[Start]
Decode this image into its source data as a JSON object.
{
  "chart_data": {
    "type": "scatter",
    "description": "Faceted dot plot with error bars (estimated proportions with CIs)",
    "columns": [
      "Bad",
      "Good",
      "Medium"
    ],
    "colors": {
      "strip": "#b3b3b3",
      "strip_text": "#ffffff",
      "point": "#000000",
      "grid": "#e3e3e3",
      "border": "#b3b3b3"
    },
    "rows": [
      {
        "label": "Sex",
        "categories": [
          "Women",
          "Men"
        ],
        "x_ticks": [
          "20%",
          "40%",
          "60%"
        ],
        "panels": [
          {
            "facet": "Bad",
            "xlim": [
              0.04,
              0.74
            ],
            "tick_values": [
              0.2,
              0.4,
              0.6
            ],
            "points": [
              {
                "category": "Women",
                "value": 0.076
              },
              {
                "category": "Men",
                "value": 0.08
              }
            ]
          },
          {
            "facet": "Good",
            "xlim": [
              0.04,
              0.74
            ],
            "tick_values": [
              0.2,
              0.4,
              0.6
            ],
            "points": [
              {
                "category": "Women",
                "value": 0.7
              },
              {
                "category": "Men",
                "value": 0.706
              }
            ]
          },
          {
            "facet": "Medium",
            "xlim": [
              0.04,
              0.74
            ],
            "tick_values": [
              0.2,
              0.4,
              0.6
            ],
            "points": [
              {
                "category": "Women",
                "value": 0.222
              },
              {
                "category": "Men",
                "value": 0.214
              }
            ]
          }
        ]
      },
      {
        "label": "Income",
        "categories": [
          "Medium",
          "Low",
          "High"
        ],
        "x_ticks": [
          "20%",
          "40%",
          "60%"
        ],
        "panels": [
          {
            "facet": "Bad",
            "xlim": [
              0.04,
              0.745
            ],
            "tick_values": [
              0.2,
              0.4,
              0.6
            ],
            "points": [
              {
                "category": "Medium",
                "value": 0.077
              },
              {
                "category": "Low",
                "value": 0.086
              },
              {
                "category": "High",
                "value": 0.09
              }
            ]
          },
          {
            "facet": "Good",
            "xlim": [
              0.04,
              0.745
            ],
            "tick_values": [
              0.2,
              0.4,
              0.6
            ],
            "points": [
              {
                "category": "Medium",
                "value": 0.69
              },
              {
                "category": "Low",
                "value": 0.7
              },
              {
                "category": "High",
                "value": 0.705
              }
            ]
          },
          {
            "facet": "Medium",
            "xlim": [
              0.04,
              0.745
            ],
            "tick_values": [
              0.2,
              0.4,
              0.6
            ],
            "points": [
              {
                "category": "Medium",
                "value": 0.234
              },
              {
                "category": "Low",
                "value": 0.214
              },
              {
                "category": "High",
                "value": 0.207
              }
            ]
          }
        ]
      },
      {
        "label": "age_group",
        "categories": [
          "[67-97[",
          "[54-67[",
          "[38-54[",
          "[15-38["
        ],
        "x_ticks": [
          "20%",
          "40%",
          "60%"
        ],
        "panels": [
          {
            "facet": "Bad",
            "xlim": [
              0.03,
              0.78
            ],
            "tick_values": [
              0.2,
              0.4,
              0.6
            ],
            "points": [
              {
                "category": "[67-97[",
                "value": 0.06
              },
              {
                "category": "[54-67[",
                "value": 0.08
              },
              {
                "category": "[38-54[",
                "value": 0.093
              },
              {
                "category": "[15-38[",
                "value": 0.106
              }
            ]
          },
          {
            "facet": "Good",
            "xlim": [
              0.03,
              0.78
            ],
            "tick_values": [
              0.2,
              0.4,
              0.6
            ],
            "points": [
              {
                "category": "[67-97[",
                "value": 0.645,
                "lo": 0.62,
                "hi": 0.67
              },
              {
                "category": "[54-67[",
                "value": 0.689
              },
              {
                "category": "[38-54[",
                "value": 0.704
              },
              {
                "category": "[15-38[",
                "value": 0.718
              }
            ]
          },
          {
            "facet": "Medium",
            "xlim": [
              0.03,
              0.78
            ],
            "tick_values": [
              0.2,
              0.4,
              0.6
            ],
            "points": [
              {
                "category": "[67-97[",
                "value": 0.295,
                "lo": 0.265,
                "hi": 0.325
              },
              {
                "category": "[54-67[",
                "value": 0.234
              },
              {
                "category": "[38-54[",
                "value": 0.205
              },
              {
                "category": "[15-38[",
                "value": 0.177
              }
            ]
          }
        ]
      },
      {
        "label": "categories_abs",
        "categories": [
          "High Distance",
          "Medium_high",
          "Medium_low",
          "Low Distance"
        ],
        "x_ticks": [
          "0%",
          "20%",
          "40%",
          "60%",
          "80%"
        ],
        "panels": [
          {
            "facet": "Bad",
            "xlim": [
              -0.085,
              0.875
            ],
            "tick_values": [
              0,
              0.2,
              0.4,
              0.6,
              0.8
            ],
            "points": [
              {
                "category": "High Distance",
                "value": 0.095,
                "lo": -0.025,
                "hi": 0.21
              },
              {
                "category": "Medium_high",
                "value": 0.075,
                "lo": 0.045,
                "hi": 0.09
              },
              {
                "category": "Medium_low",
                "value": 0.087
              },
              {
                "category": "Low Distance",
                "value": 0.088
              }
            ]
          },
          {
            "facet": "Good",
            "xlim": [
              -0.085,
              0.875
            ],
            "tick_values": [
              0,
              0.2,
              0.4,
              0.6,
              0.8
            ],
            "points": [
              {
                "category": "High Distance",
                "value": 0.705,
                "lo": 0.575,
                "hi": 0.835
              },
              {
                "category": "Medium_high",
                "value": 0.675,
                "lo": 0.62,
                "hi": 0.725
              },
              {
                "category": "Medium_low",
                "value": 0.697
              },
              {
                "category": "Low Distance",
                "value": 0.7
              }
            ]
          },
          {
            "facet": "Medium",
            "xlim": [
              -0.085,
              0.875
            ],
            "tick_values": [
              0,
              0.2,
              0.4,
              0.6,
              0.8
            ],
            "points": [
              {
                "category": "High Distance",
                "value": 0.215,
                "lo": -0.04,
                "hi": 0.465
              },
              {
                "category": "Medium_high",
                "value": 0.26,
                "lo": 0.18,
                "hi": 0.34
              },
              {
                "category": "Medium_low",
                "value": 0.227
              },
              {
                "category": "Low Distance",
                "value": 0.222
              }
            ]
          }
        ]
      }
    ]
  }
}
[End]
# YOUR TASK:
Extract each line of the material exactly as it stands.

# TASK RESULT:
Decode this image into its source data as a JSON object.
{
  "chart_data": {
    "type": "scatter",
    "description": "Faceted dot plot with error bars (estimated proportions with CIs)",
    "columns": [
      "Bad",
      "Good",
      "Medium"
    ],
    "colors": {
      "strip": "#b3b3b3",
      "strip_text": "#ffffff",
      "point": "#000000",
      "grid": "#e3e3e3",
      "border": "#b3b3b3"
    },
    "rows": [
      {
        "label": "Sex",
        "categories": [
          "Women",
          "Men"
        ],
        "x_ticks": [
          "20%",
          "40%",
          "60%"
        ],
        "panels": [
          {
            "facet": "Bad",
            "xlim": [
              0.04,
              0.74
            ],
            "tick_values": [
              0.2,
              0.4,
              0.6
            ],
            "points": [
              {
                "category": "Women",
                "value": 0.076
              },
              {
                "category": "Men",
                "value": 0.08
              }
            ]
          },
          {
            "facet": "Good",
            "xlim": [
              0.04,
              0.74
            ],
            "tick_values": [
              0.2,
              0.4,
              0.6
            ],
            "points": [
              {
                "category": "Women",
                "value": 0.7
              },
              {
                "category": "Men",
                "value": 0.706
              }
            ]
          },
          {
            "facet": "Medium",
            "xlim": [
              0.04,
              0.74
            ],
            "tick_values": [
              0.2,
              0.4,
              0.6
            ],
            "points": [
              {
                "category": "Women",
                "value": 0.222
              },
              {
                "category": "Men",
                "value": 0.214
              }
            ]
          }
        ]
      },
      {
        "label": "Income",
        "categories": [
          "Medium",
          "Low",
          "High"
        ],
        "x_ticks": [
          "20%",
          "40%",
          "60%"
        ],
        "panels": [
          {
            "facet": "Bad",
            "xlim": [
              0.04,
              0.745
            ],
            "tick_values": [
              0.2,
              0.4,
              0.6
            ],
            "points": [
              {
                "category": "Medium",
                "value": 0.077
              },
              {
                "category": "Low",
                "value": 0.086
              },
              {
                "category": "High",
                "value": 0.09
              }
            ]
          },
          {
            "facet": "Good",
            "xlim": [
              0.04,
              0.745
            ],
            "tick_values": [
              0.2,
              0.4,
              0.6
            ],
            "points": [
              {
                "category": "Medium",
                "value": 0.69
              },
              {
                "category": "Low",
                "value": 0.7
              },
              {
                "category": "High",
                "value": 0.705
              }
            ]
          },
          {
            "facet": "Medium",
            "xlim": [
              0.04,
              0.745
            ],
            "tick_values": [
              0.2,
              0.4,
              0.6
            ],
            "points": [
              {
                "category": "Medium",
                "value": 0.234
              },
              {
                "category": "Low",
                "value": 0.214
              },
              {
                "category": "High",
                "value": 0.207
              }
            ]
          }
        ]
      },
      {
        "label": "age_group",
        "categories": [
          "[67-97[",
          "[54-67[",
          "[38-54[",
          "[15-38["
        ],
        "x_ticks": [
          "20%",
          "40%",
          "60%"
        ],
        "panels": [
          {
            "facet": "Bad",
            "xlim": [
              0.03,
              0.78
            ],
            "tick_values": [
              0.2,
              0.4,
              0.6
            ],
            "points": [
              {
                "category": "[67-97[",
                "value": 0.06
              },
              {
                "category": "[54-67[",
                "value": 0.08
              },
              {
                "category": "[38-54[",
                "value": 0.093
              },
              {
                "category": "[15-38[",
                "value": 0.106
              }
            ]
          },
          {
            "facet": "Good",
            "xlim": [
              0.03,
              0.78
            ],
            "tick_values": [
              0.2,
              0.4,
              0.6
            ],
            "points": [
              {
                "category": "[67-97[",
                "value": 0.645,
                "lo": 0.62,
                "hi": 0.67
              },
              {
                "category": "[54-67[",
                "value": 0.689
              },
              {
                "category": "[38-54[",
                "value": 0.704
              },
              {
                "category": "[15-38[",
                "value": 0.718
              }
            ]
          },
          {
            "facet": "Medium",
            "xlim": [
              0.03,
              0.78
            ],
            "tick_values": [
              0.2,
              0.4,
              0.6
            ],
            "points": [
              {
                "category": "[67-97[",
                "value": 0.295,
                "lo": 0.265,
                "hi": 0.325
              },
              {
                "category": "[54-67[",
                "value": 0.234
              },
              {
                "category": "[38-54[",
                "value": 0.205
              },
              {
                "category": "[15-38[",
                "value": 0.177
              }
            ]
          }
        ]
      },
      {
        "label": "categories_abs",
        "categories": [
          "High Distance",
          "Medium_high",
          "Medium_low",
          "Low Distance"
        ],
        "x_ticks": [
          "0%",
          "20%",
          "40%",
          "60%",
          "80%"
        ],
        "panels": [
          {
            "facet": "Bad",
            "xlim": [
              -0.085,
              0.875
            ],
            "tick_values": [
              0,
              0.2,
              0.4,
              0.6,
              0.8
            ],
            "points": [
              {
                "category": "High Distance",
                "value": 0.095,
                "lo": -0.025,
                "hi": 0.21
              },
              {
                "category": "Medium_high",
                "value": 0.075,
                "lo": 0.045,
                "hi": 0.09
              },
              {
                "category": "Medium_low",
                "value": 0.087
              },
              {
                "category": "Low Distance",
                "value": 0.088
              }
            ]
          },
          {
            "facet": "Good",
            "xlim": [
              -0.085,
              0.875
            ],
            "tick_values": [
              0,
              0.2,
              0.4,
              0.6,
              0.8
            ],
            "points": [
              {
                "category": "High Distance",
                "value": 0.705,
                "lo": 0.575,
                "hi": 0.835
              },
              {
                "category": "Medium_high",
                "value": 0.675,
                "lo": 0.62,
                "hi": 0.725
              },
              {
                "category": "Medium_low",
                "value": 0.697
              },
              {
                "category": "Low Distance",
                "value": 0.7
              }
            ]
          },
          {
            "facet": "Medium",
            "xlim": [
              -0.085,
              0.875
            ],
            "tick_values": [
              0,
              0.2,
              0.4,
              0.6,
              0.8
            ],
            "points": [
              {
                "category": "High Distance",
                "value": 0.215,
                "lo": -0.04,
                "hi": 0.465
              },
              {
                "category": "Medium_high",
                "value": 0.26,
                "lo": 0.18,
                "hi": 0.34
              },
              {
                "category": "Medium_low",
                "value": 0.227
              },
              {
                "category": "Low Distance",
                "value": 0.222
              }
            ]
          }
        ]
      }
    ]
  }
}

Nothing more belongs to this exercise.